| Exercise task |
The data must be returned in full and exactly as given.

| Material provided |
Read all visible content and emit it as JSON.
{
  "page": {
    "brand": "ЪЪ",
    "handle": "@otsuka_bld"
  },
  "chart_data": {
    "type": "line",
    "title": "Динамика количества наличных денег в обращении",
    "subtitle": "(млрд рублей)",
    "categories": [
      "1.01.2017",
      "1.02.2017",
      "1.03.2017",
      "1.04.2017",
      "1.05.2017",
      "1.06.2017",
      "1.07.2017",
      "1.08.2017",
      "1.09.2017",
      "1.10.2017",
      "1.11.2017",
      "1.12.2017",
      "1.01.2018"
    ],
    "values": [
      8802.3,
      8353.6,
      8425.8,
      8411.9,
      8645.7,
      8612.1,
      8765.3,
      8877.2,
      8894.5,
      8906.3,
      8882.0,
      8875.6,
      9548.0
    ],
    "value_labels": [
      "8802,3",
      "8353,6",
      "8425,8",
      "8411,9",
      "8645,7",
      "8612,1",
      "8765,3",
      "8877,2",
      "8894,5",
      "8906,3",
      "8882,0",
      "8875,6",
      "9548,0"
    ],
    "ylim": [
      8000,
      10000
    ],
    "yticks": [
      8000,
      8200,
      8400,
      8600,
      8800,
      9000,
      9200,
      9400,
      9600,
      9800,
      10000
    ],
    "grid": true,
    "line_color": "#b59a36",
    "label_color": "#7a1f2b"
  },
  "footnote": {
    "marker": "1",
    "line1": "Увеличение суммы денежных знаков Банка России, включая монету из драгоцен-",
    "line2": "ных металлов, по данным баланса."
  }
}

| Answer to this exercise |
Read all visible content and emit it as JSON.
{
  "page": {
    "brand": "ЪЪ",
    "handle": "@otsuka_bld"
  },
  "chart_data": {
    "type": "line",
    "title": "Динамика количества наличных денег в обращении",
    "subtitle": "(млрд рублей)",
    "categories": [
      "1.01.2017",
      "1.02.2017",
      "1.03.2017",
      "1.04.2017",
      "1.05.2017",
      "1.06.2017",
      "1.07.2017",
      "1.08.2017",
      "1.09.2017",
      "1.10.2017",
      "1.11.2017",
      "1.12.2017",
      "1.01.2018"
    ],
    "values": [
      8802.3,
      8353.6,
      8425.8,
      8411.9,
      8645.7,
      8612.1,
      8765.3,
      8877.2,
      8894.5,
      8906.3,
      8882.0,
      8875.6,
      9548.0
    ],
    "value_labels": [
      "8802,3",
      "8353,6",
      "8425,8",
      "8411,9",
      "8645,7",
      "8612,1",
      "8765,3",
      "8877,2",
      "8894,5",
      "8906,3",
      "8882,0",
      "8875,6",
      "9548,0"
    ],
    "ylim": [
      8000,
      10000
    ],
    "yticks": [
      8000,
      8200,
      8400,
      8600,
      8800,
      9000,
      9200,
      9400,
      9600,
      9800,
      10000
    ],
    "grid": true,
    "line_color": "#b59a36",
    "label_color": "#7a1f2b"
  },
  "footnote": {
    "marker": "1",
    "line1": "Увеличение суммы денежных знаков Банка России, включая монету из драгоцен-",
    "line2": "ных металлов, по данным баланса."
  }
}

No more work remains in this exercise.